[Records from a dataset]
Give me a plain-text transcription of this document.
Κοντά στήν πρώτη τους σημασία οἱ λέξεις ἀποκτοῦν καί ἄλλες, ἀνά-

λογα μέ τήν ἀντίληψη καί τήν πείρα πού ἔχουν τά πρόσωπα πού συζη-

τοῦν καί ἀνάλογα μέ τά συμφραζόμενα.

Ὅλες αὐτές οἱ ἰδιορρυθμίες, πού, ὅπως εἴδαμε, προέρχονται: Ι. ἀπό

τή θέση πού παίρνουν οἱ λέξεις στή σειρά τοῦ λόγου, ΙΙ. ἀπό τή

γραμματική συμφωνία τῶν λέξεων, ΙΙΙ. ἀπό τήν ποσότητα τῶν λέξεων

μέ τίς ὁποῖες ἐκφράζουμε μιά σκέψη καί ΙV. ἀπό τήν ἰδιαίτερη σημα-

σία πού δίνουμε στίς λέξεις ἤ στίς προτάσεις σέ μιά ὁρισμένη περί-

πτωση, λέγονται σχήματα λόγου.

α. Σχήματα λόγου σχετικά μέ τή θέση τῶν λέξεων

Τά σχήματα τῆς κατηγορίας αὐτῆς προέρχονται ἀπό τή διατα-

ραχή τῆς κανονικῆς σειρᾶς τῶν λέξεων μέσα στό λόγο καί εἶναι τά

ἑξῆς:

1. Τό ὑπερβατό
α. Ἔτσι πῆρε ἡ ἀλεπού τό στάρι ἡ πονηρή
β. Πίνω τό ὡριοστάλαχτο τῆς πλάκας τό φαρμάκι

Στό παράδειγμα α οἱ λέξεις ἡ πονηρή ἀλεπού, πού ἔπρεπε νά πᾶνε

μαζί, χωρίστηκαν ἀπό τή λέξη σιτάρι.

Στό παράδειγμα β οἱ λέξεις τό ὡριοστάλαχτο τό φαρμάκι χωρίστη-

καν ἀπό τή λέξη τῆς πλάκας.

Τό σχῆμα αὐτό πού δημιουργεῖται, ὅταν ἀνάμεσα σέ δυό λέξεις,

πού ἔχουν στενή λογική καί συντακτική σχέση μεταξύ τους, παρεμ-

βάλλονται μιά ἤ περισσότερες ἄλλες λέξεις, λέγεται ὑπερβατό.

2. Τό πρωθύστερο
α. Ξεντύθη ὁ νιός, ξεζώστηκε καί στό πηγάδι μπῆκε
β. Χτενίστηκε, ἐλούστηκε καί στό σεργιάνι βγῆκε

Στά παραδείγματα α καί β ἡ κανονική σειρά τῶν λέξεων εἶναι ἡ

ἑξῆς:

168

# Goal of the exercise
Of the lines above, how many contain the string "σειρά"? Only the number is required.

# The answer
2